What you have to do: Count each line below that has "Monsieur" anywhere in it. Answer with the total alone.

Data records
****

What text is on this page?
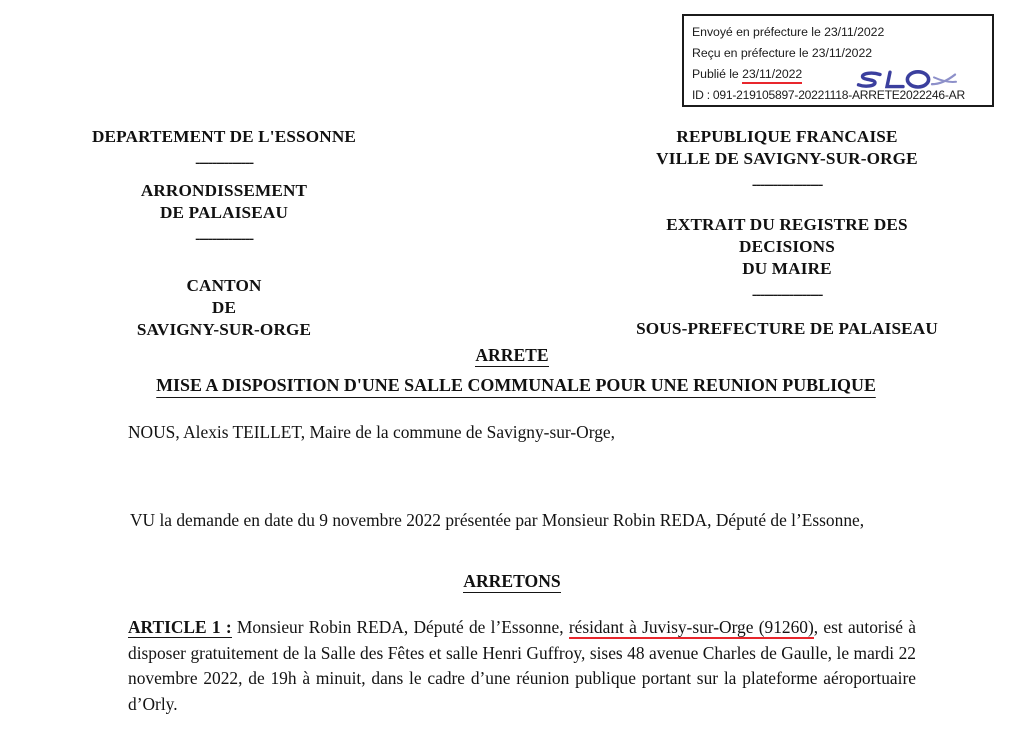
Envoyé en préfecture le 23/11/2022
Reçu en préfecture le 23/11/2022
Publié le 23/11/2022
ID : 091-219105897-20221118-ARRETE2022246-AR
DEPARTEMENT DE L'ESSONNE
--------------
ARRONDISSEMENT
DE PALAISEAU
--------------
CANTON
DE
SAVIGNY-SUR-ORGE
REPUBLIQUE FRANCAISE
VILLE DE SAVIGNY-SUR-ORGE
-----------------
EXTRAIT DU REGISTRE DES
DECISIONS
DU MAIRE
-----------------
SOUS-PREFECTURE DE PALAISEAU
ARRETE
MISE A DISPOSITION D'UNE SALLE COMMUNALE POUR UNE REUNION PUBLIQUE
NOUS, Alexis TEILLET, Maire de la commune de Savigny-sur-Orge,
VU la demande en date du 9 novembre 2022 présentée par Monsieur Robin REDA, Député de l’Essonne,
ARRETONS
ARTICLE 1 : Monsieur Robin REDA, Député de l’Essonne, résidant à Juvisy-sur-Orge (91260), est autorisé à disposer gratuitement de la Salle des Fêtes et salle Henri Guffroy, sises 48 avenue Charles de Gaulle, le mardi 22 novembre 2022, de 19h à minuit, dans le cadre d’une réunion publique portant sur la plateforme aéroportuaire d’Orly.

****

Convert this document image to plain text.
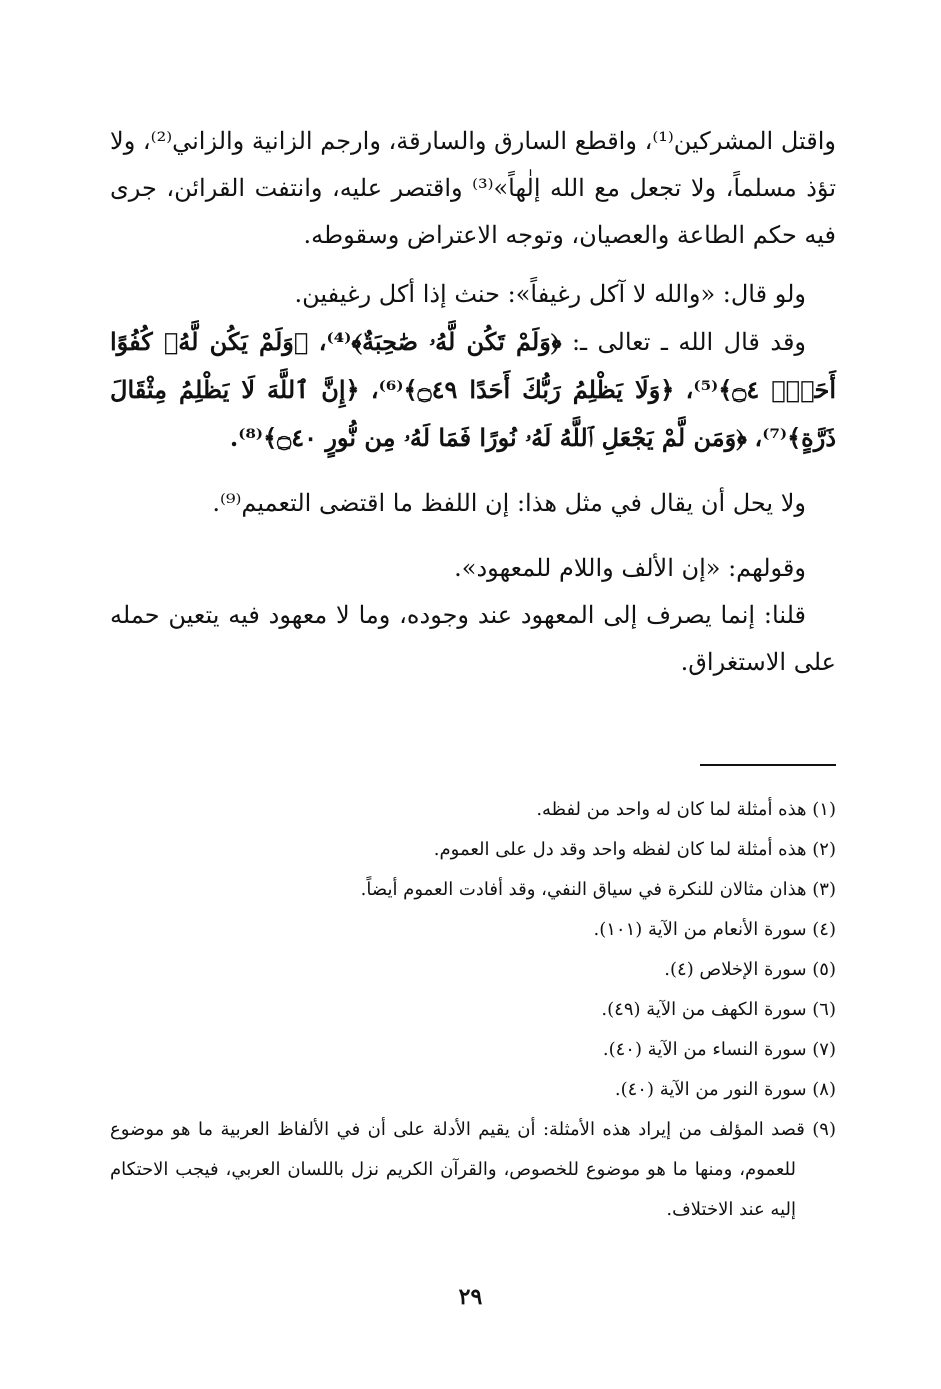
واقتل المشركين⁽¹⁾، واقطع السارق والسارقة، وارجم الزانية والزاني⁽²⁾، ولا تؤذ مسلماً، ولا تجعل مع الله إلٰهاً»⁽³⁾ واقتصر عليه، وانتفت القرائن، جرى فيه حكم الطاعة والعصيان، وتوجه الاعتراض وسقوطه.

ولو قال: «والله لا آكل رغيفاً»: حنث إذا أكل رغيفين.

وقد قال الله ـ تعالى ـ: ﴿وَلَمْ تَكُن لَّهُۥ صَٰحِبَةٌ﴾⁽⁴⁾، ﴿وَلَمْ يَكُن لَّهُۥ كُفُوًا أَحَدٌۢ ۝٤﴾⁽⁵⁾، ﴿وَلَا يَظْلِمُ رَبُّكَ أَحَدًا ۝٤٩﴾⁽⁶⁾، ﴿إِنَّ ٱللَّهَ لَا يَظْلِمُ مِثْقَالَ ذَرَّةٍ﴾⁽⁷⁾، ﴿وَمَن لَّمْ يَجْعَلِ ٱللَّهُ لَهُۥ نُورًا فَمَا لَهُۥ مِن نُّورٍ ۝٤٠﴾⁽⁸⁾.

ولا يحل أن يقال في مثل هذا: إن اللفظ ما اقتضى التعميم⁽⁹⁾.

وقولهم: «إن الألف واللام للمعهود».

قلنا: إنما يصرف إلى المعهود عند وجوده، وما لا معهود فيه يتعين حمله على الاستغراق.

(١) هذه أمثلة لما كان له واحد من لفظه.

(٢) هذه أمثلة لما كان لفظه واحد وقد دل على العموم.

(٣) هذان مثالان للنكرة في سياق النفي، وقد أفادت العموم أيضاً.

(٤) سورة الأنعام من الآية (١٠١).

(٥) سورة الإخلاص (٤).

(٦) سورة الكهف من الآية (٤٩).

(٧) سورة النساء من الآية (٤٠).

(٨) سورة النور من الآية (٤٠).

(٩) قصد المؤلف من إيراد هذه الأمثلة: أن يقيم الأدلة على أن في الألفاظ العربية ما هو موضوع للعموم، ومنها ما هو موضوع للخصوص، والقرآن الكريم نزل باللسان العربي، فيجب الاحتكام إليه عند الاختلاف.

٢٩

****

Final result: 2